THE REQUEST. An exact copy of all the data is required, with pictures left out.

A run of records.
BEGIN

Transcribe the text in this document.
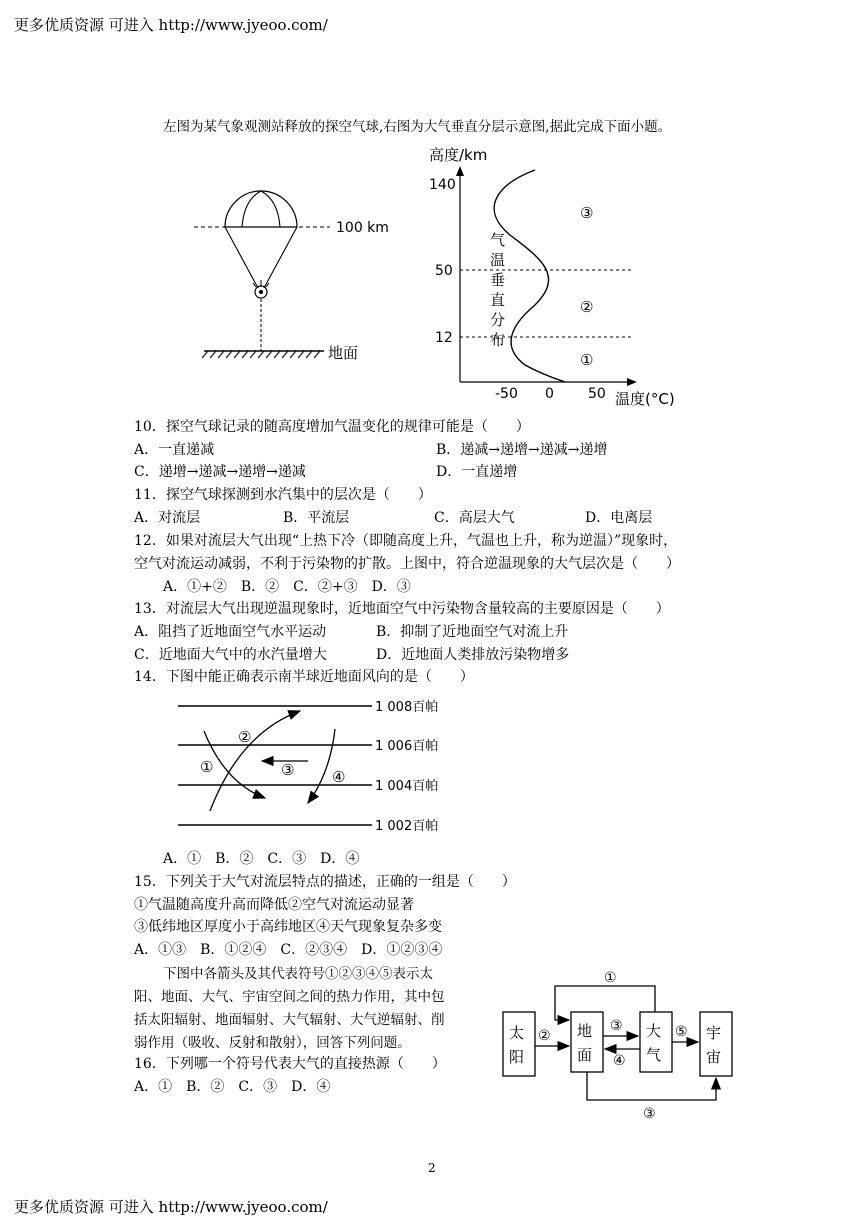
更多优质资源 可进入 http://www.jyeoo.com/
左图为某气象观测站释放的探空气球,右图为大气垂直分层示意图,据此完成下面小题。
100 km
地面
高度/km
140
50
12
气
温
垂
直
分
布
③
②
①
-50 0 50 温度(°C)
10．探空气球记录的随高度增加气温变化的规律可能是（　　）
A．一直递减	B．递减→递增→递减→递增
C．递增→递减→递增→递减	D．一直递增
11．探空气球探测到水汽集中的层次是（　　）
A．对流层	B．平流层	C．高层大气	D．电离层
12．如果对流层大气出现“上热下冷（即随高度上升，气温也上升，称为逆温）”现象时，
空气对流运动减弱，不利于污染物的扩散。上图中，符合逆温现象的大气层次是（　　）
A．①+②　B．②　C．②+③　D．③
13．对流层大气出现逆温现象时，近地面空气中污染物含量较高的主要原因是（　　）
A．阻挡了近地面空气水平运动	B．抑制了近地面空气对流上升
C．近地面大气中的水汽量增大	D．近地面人类排放污染物增多
14．下图中能正确表示南半球近地面风向的是（　　）
1 008百帕
1 006百帕
1 004百帕
1 002百帕
①
②
③	④
A．①　B．②　C．③　D．④
15．下列关于大气对流层特点的描述，正确的一组是（　　）
①气温随高度升高而降低②空气对流运动显著
③低纬地区厚度小于高纬地区④天气现象复杂多变
A．①③　B．①②④　C．②③④　D．①②③④
下图中各箭头及其代表符号①②③④⑤表示太
阳、地面、大气、宇宙空间之间的热力作用，其中包
括太阳辐射、地面辐射、大气辐射、大气逆辐射、削
弱作用（吸收、反射和散射），回答下列问题。
太
阳
地
面
大
气
宇
宙
①
②
③
④
⑤
③
16．下列哪一个符号代表大气的直接热源（　　）
A．①　B．②　C．③　D．④
2
更多优质资源 可进入 http://www.jyeoo.com/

END

OUTPUT FOR THIS EXERCISE.
Transcribe the text in this document.
更多优质资源 可进入 http://www.jyeoo.com/
左图为某气象观测站释放的探空气球,右图为大气垂直分层示意图,据此完成下面小题。
100 km
地面
高度/km
140
50
12
气
温
垂
直
分
布
③
②
①
-50 0 50 温度(°C)
10．探空气球记录的随高度增加气温变化的规律可能是（　　）
A．一直递减	B．递减→递增→递减→递增
C．递增→递减→递增→递减	D．一直递增
11．探空气球探测到水汽集中的层次是（　　）
A．对流层	B．平流层	C．高层大气	D．电离层
12．如果对流层大气出现“上热下冷（即随高度上升，气温也上升，称为逆温）”现象时，
空气对流运动减弱，不利于污染物的扩散。上图中，符合逆温现象的大气层次是（　　）
A．①+②　B．②　C．②+③　D．③
13．对流层大气出现逆温现象时，近地面空气中污染物含量较高的主要原因是（　　）
A．阻挡了近地面空气水平运动	B．抑制了近地面空气对流上升
C．近地面大气中的水汽量增大	D．近地面人类排放污染物增多
14．下图中能正确表示南半球近地面风向的是（　　）
1 008百帕
1 006百帕
1 004百帕
1 002百帕
①
②
③	④
A．①　B．②　C．③　D．④
15．下列关于大气对流层特点的描述，正确的一组是（　　）
①气温随高度升高而降低②空气对流运动显著
③低纬地区厚度小于高纬地区④天气现象复杂多变
A．①③　B．①②④　C．②③④　D．①②③④
下图中各箭头及其代表符号①②③④⑤表示太
阳、地面、大气、宇宙空间之间的热力作用，其中包
括太阳辐射、地面辐射、大气辐射、大气逆辐射、削
弱作用（吸收、反射和散射），回答下列问题。
太
阳
地
面
大
气
宇
宙
①
②
③
④
⑤
③
16．下列哪一个符号代表大气的直接热源（　　）
A．①　B．②　C．③　D．④
2
更多优质资源 可进入 http://www.jyeoo.com/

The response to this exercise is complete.